*TASK DATA*:
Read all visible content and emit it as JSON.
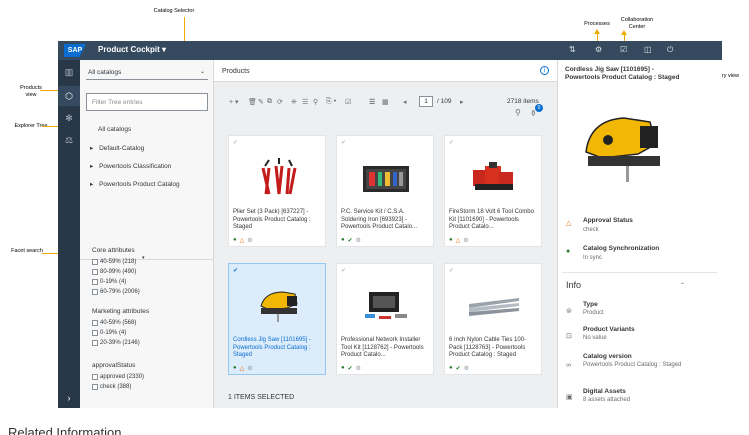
{
  "annotations": {
    "catalog_selector": "Catalog Selector",
    "processes": "Processes",
    "collaboration_center": "Collaboration Center",
    "summary_view": "Summary view",
    "products_view": "Products view",
    "explorer_tree": "Explorer Tree",
    "facet_search": "Facet search"
  },
  "shell": {
    "logo": "SAP",
    "title": "Product Cockpit ▾"
  },
  "explorer": {
    "catalog_select": "All catalogs",
    "filter_placeholder": "Filter Tree entries",
    "tree": [
      "All catalogs",
      "Default-Catalog",
      "Powertools Classification",
      "Powertools Product Catalog"
    ],
    "facets": [
      {
        "title": "Core attributes",
        "items": [
          "40-59% (218)",
          "80-99% (490)",
          "0-19% (4)",
          "60-79% (2006)"
        ]
      },
      {
        "title": "Marketing attributes",
        "items": [
          "40-59% (568)",
          "0-19% (4)",
          "20-39% (2146)"
        ]
      },
      {
        "title": "approvalStatus",
        "items": [
          "approved (2330)",
          "check (388)"
        ]
      }
    ]
  },
  "main": {
    "header": "Products",
    "page_value": "1",
    "page_total": "/ 109",
    "items_count": "2718 items",
    "notification_count": "0",
    "cards": [
      {
        "title": "Plier Set (3 Pack) [637227] - Powertools Product Catalog : Staged",
        "status": "warn"
      },
      {
        "title": "P.C. Service Kit / C.S.A. Soldering Iron [693923] - Powertools Product Catalo...",
        "status": "ok"
      },
      {
        "title": "FireStorm 18 Volt 6 Tool Combo Kit [1101690] - Powertools Product Catalo...",
        "status": "warn"
      },
      {
        "title": "Cordless Jig Saw [1101695] - Powertools Product Catalog : Staged",
        "status": "warn"
      },
      {
        "title": "Professional Network Installer Tool Kit [1128762] - Powertools Product Catalo...",
        "status": "ok"
      },
      {
        "title": "6 Inch Nylon Cable Ties 100-Pack [1128763] - Powertools Product Catalog : Staged",
        "status": "ok"
      }
    ],
    "selection_status": "1 ITEMS SELECTED"
  },
  "summary": {
    "title": "Cordless Jig Saw [1101695] - Powertools Product Catalog : Staged",
    "approval_label": "Approval Status",
    "approval_value": "check",
    "sync_label": "Catalog Synchronization",
    "sync_value": "In sync",
    "info_header": "Info",
    "type_label": "Type",
    "type_value": "Product",
    "variants_label": "Product Variants",
    "variants_value": "No value",
    "catalog_label": "Catalog version",
    "catalog_value": "Powertools Product Catalog : Staged",
    "assets_label": "Digital Assets",
    "assets_value": "8 assets attached"
  },
  "footer_heading": "Related Information",
  "colors": {
    "shellbar": "#354a5f",
    "nav": "#283848",
    "accent": "#0a6ed1",
    "annotation_arrow": "#f0ab00",
    "warning": "#e9730c",
    "success": "#2b7d2b"
  }
}
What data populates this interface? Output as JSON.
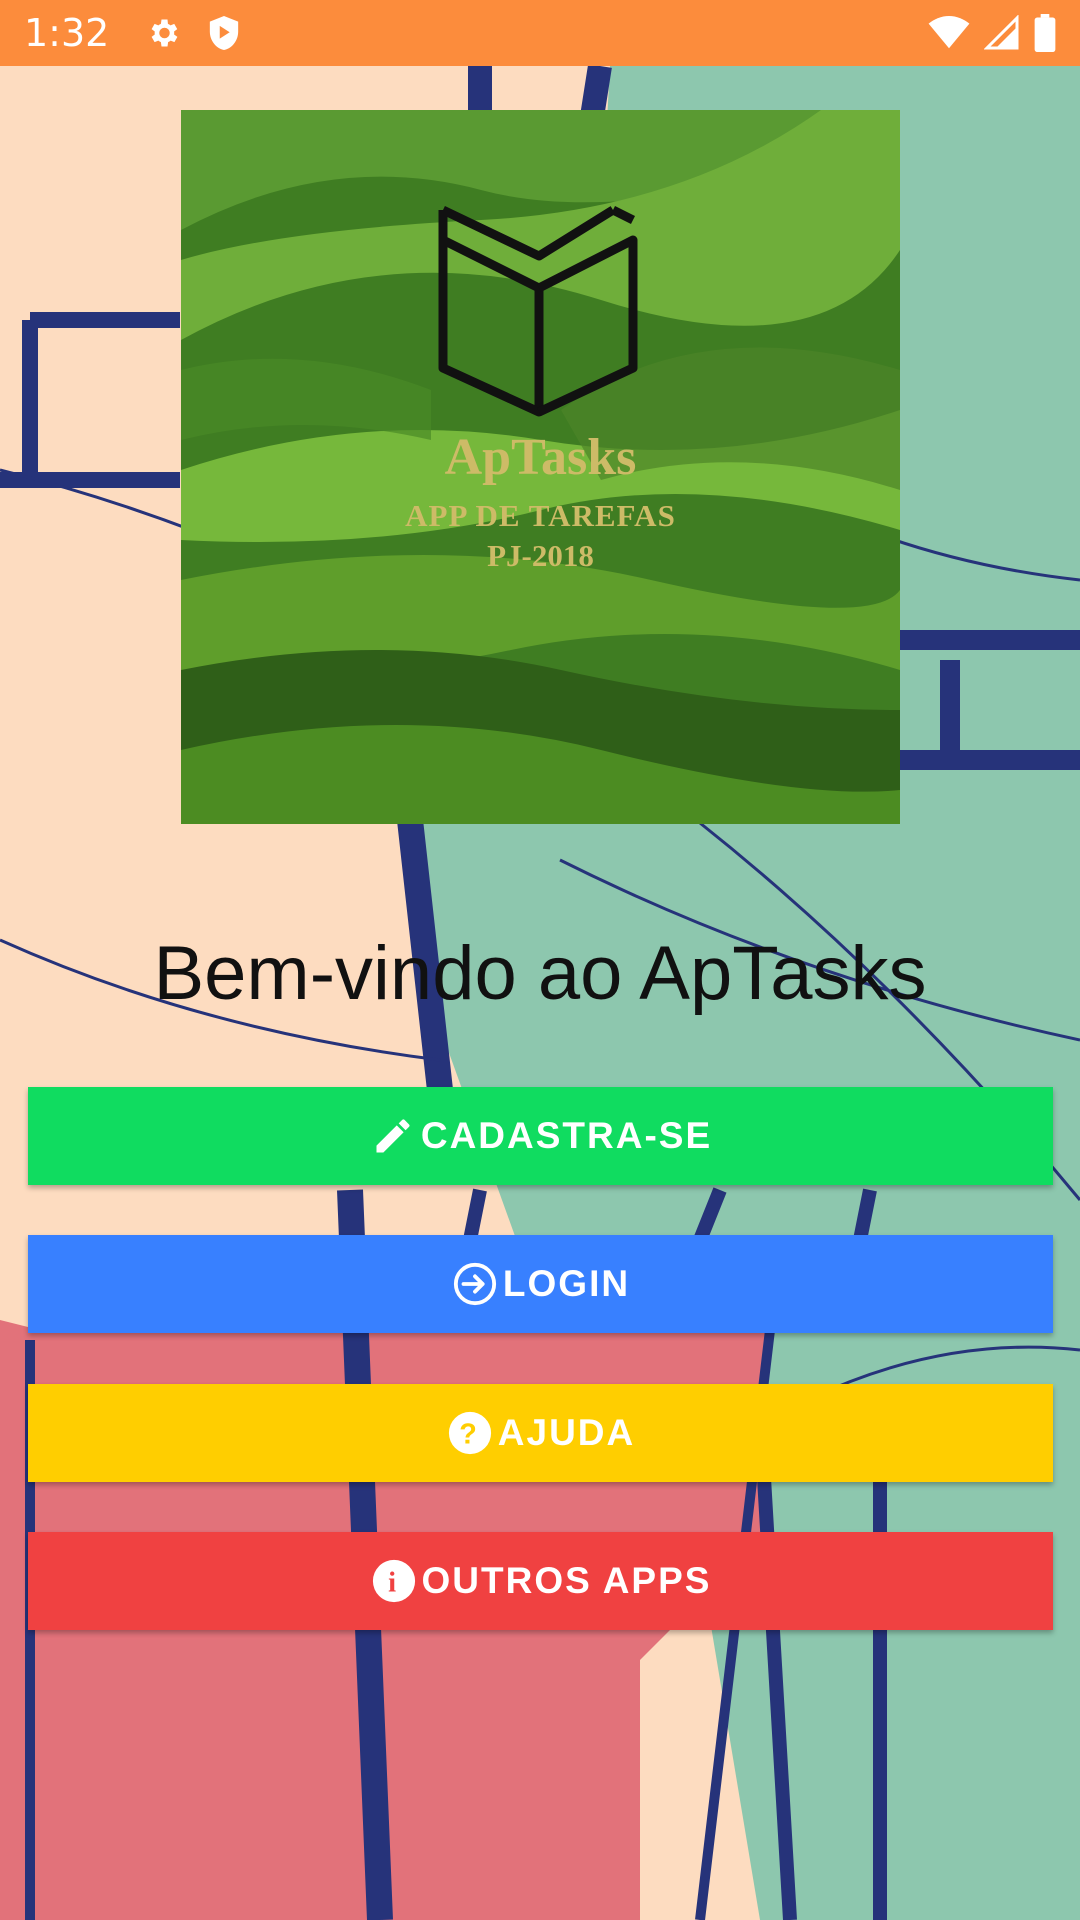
{
  "status_bar": {
    "time": "1:32",
    "color": "#fc8c3c",
    "icons": [
      "settings-icon",
      "shield-icon",
      "wifi-icon",
      "signal-icon",
      "battery-icon"
    ]
  },
  "logo": {
    "name": "ApTasks",
    "subtitle": "APP DE TAREFAS",
    "subtitle2": "PJ-2018",
    "icon": "open-book-icon"
  },
  "welcome_text": "Bem-vindo ao ApTasks",
  "buttons": {
    "register": {
      "label": "CADASTRA-SE",
      "icon": "pencil-icon",
      "color": "#10dc60"
    },
    "login": {
      "label": "LOGIN",
      "icon": "log-in-icon",
      "color": "#3880ff"
    },
    "help": {
      "label": "AJUDA",
      "icon": "help-circle-icon",
      "color": "#ffce00"
    },
    "apps": {
      "label": "OUTROS APPS",
      "icon": "information-circle-icon",
      "color": "#f04141"
    }
  }
}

*STATED EXERCISE*: Write out the listing above again, exactly, but with no pictures in the copy.

*THE REPLY*:
Read all visible content and emit it as JSON.
{
  "annotations": {
    "catalog_selector": "Catalog Selector",
    "processes": "Processes",
    "collaboration_center": "Collaboration Center",
    "summary_view": "Summary view",
    "products_view": "Products view",
    "explorer_tree": "Explorer Tree",
    "facet_search": "Facet search"
  },
  "shell": {
    "logo": "SAP",
    "title": "Product Cockpit ▾"
  },
  "explorer": {
    "catalog_select": "All catalogs",
    "filter_placeholder": "Filter Tree entries",
    "tree": [
      "All catalogs",
      "Default-Catalog",
      "Powertools Classification",
      "Powertools Product Catalog"
    ],
    "facets": [
      {
        "title": "Core attributes",
        "items": [
          "40-59% (218)",
          "80-99% (490)",
          "0-19% (4)",
          "60-79% (2006)"
        ]
      },
      {
        "title": "Marketing attributes",
        "items": [
          "40-59% (568)",
          "0-19% (4)",
          "20-39% (2146)"
        ]
      },
      {
        "title": "approvalStatus",
        "items": [
          "approved (2330)",
          "check (388)"
        ]
      }
    ]
  },
  "main": {
    "header": "Products",
    "page_value": "1",
    "page_total": "/ 109",
    "items_count": "2718 items",
    "notification_count": "0",
    "cards": [
      {
        "title": "Plier Set (3 Pack) [637227] - Powertools Product Catalog : Staged",
        "status": "warn"
      },
      {
        "title": "P.C. Service Kit / C.S.A. Soldering Iron [693923] - Powertools Product Catalo...",
        "status": "ok"
      },
      {
        "title": "FireStorm 18 Volt 6 Tool Combo Kit [1101690] - Powertools Product Catalo...",
        "status": "warn"
      },
      {
        "title": "Cordless Jig Saw [1101695] - Powertools Product Catalog : Staged",
        "status": "warn"
      },
      {
        "title": "Professional Network Installer Tool Kit [1128762] - Powertools Product Catalo...",
        "status": "ok"
      },
      {
        "title": "6 Inch Nylon Cable Ties 100-Pack [1128763] - Powertools Product Catalog : Staged",
        "status": "ok"
      }
    ],
    "selection_status": "1 ITEMS SELECTED"
  },
  "summary": {
    "title": "Cordless Jig Saw [1101695] - Powertools Product Catalog : Staged",
    "approval_label": "Approval Status",
    "approval_value": "check",
    "sync_label": "Catalog Synchronization",
    "sync_value": "In sync",
    "info_header": "Info",
    "type_label": "Type",
    "type_value": "Product",
    "variants_label": "Product Variants",
    "variants_value": "No value",
    "catalog_label": "Catalog version",
    "catalog_value": "Powertools Product Catalog : Staged",
    "assets_label": "Digital Assets",
    "assets_value": "8 assets attached"
  },
  "footer_heading": "Related Information",
  "colors": {
    "shellbar": "#354a5f",
    "nav": "#283848",
    "accent": "#0a6ed1",
    "annotation_arrow": "#f0ab00",
    "warning": "#e9730c",
    "success": "#2b7d2b"
  }
}
What data populates this interface? Output as JSON.
{
  "status_bar": {
    "time": "1:32",
    "color": "#fc8c3c",
    "icons": [
      "settings-icon",
      "shield-icon",
      "wifi-icon",
      "signal-icon",
      "battery-icon"
    ]
  },
  "logo": {
    "name": "ApTasks",
    "subtitle": "APP DE TAREFAS",
    "subtitle2": "PJ-2018",
    "icon": "open-book-icon"
  },
  "welcome_text": "Bem-vindo ao ApTasks",
  "buttons": {
    "register": {
      "label": "CADASTRA-SE",
      "icon": "pencil-icon",
      "color": "#10dc60"
    },
    "login": {
      "label": "LOGIN",
      "icon": "log-in-icon",
      "color": "#3880ff"
    },
    "help": {
      "label": "AJUDA",
      "icon": "help-circle-icon",
      "color": "#ffce00"
    },
    "apps": {
      "label": "OUTROS APPS",
      "icon": "information-circle-icon",
      "color": "#f04141"
    }
  }
}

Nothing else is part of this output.